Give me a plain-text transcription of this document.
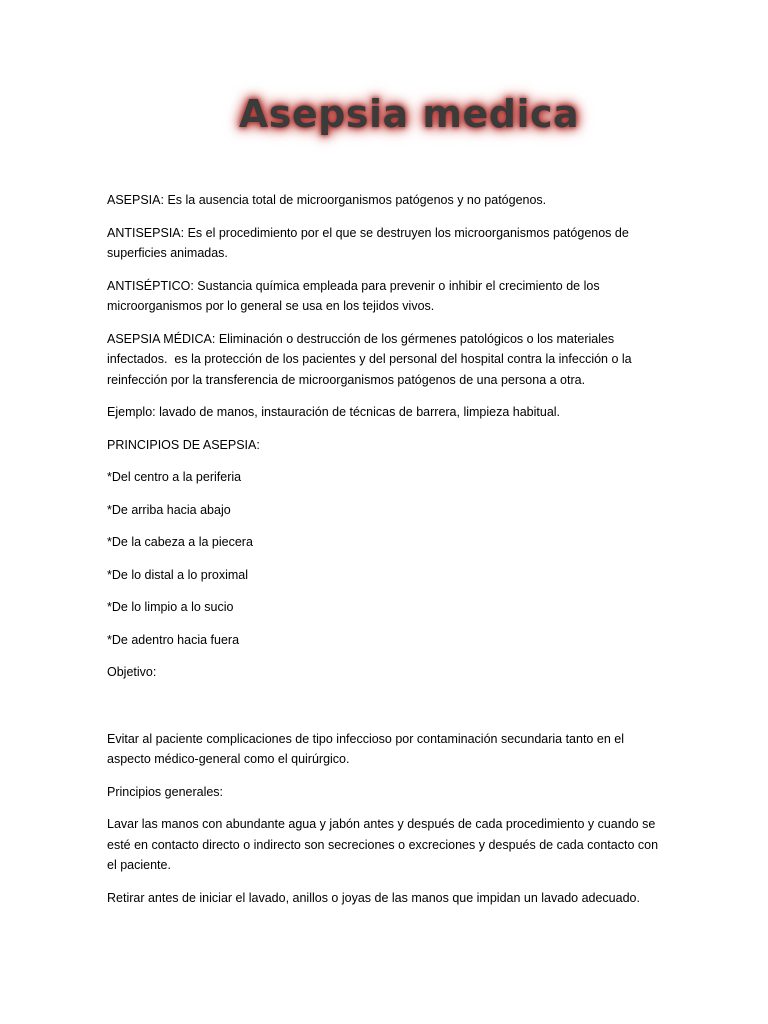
Asepsia medica

ASEPSIA: Es la ausencia total de microorganismos patógenos y no patógenos.

ANTISEPSIA: Es el procedimiento por el que se destruyen los microorganismos patógenos de superficies animadas.

ANTISÉPTICO: Sustancia química empleada para prevenir o inhibir el crecimiento de los microorganismos por lo general se usa en los tejidos vivos.

ASEPSIA MÉDICA: Eliminación o destrucción de los gérmenes patológicos o los materiales infectados.  es la protección de los pacientes y del personal del hospital contra la infección o la reinfección por la transferencia de microorganismos patógenos de una persona a otra.

Ejemplo: lavado de manos, instauración de técnicas de barrera, limpieza habitual.

PRINCIPIOS DE ASEPSIA:

*Del centro a la periferia

*De arriba hacia abajo

*De la cabeza a la piecera

*De lo distal a lo proximal

*De lo limpio a lo sucio

*De adentro hacia fuera

Objetivo:

Evitar al paciente complicaciones de tipo infeccioso por contaminación secundaria tanto en el aspecto médico-general como el quirúrgico.

Principios generales:

Lavar las manos con abundante agua y jabón antes y después de cada procedimiento y cuando se esté en contacto directo o indirecto son secreciones o excreciones y después de cada contacto con el paciente.

Retirar antes de iniciar el lavado, anillos o joyas de las manos que impidan un lavado adecuado.
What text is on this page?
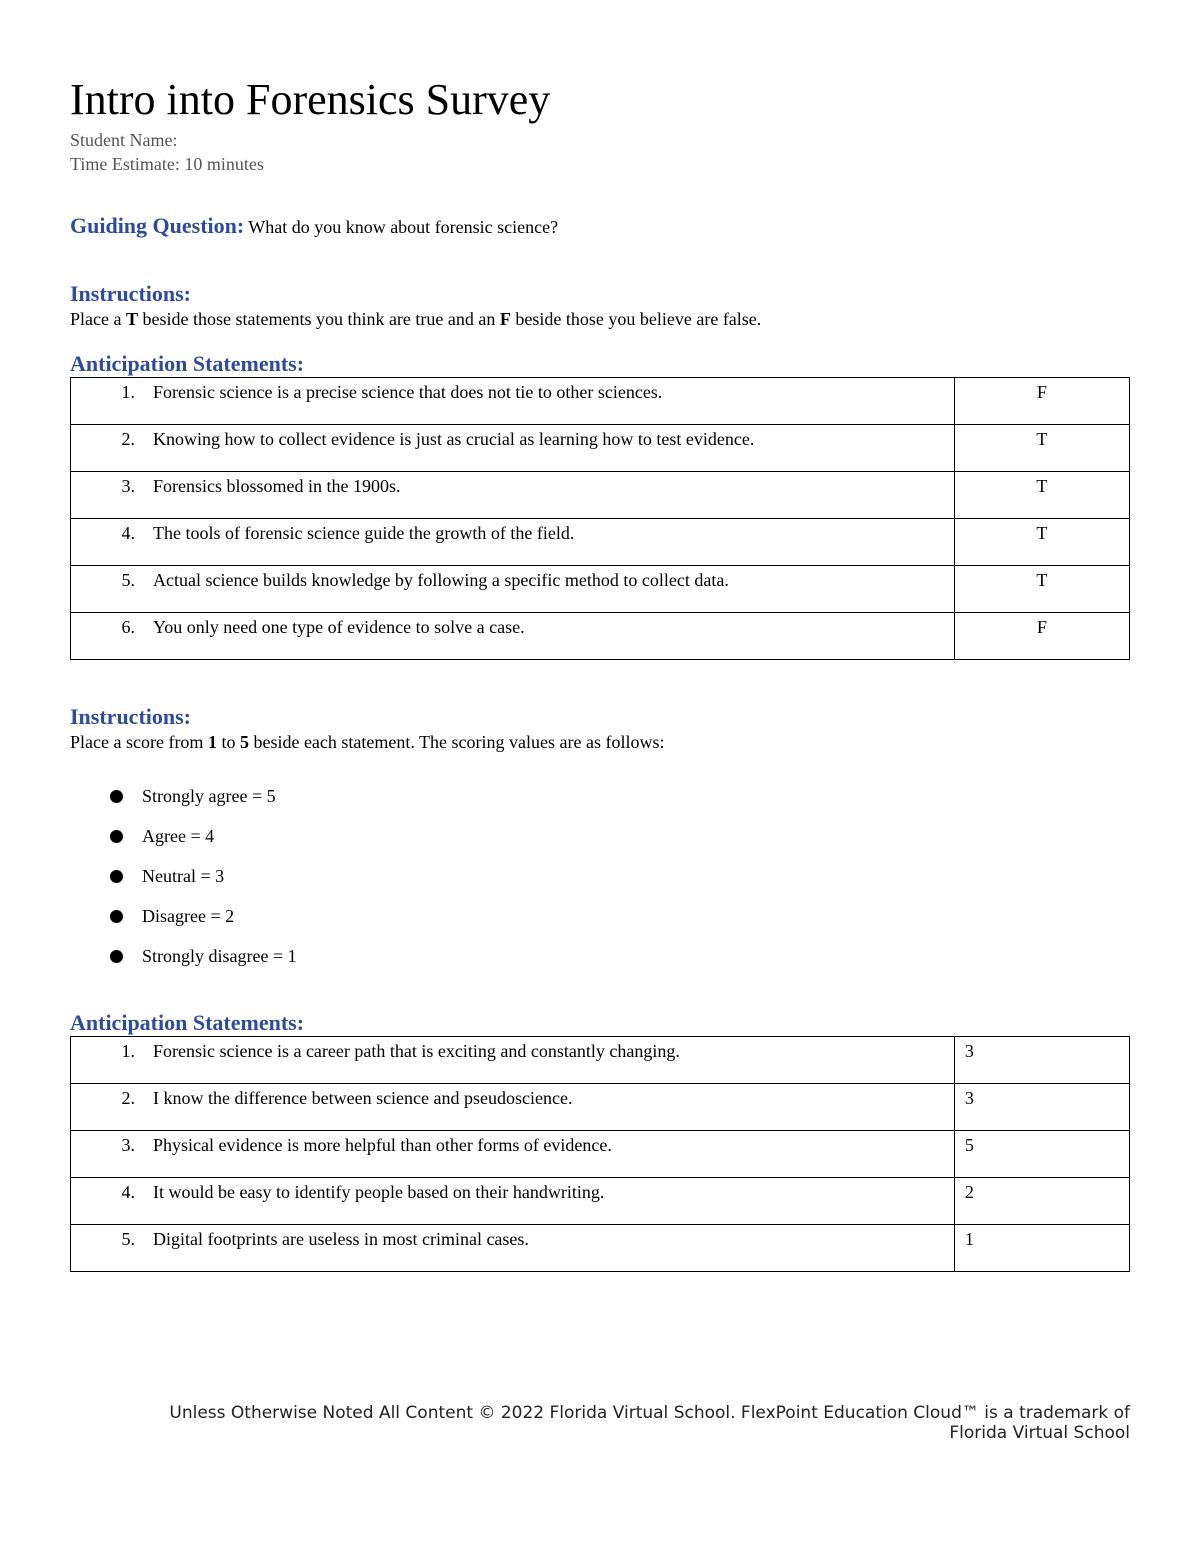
Intro into Forensics Survey
Student Name:
Time Estimate: 10 minutes
Guiding Question: What do you know about forensic science?
Instructions:
Place a T beside those statements you think are true and an F beside those you believe are false.
Anticipation Statements:
1. Forensic science is a precise science that does not tie to other sciences.	F
2. Knowing how to collect evidence is just as crucial as learning how to test evidence.	T
3. Forensics blossomed in the 1900s.	T
4. The tools of forensic science guide the growth of the field.	T
5. Actual science builds knowledge by following a specific method to collect data.	T
6. You only need one type of evidence to solve a case.	F
Instructions:
Place a score from 1 to 5 beside each statement. The scoring values are as follows:
Strongly agree = 5
Agree = 4
Neutral = 3
Disagree = 2
Strongly disagree = 1
Anticipation Statements:
1. Forensic science is a career path that is exciting and constantly changing.	3
2. I know the difference between science and pseudoscience.	3
3. Physical evidence is more helpful than other forms of evidence.	5
4. It would be easy to identify people based on their handwriting.	2
5. Digital footprints are useless in most criminal cases.	1
Unless Otherwise Noted All Content © 2022 Florida Virtual School. FlexPoint Education Cloud™ is a trademark of
Florida Virtual School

Stated goal: Using the material above, state how many lines include the string "science". Answer with a single number.

The result: 6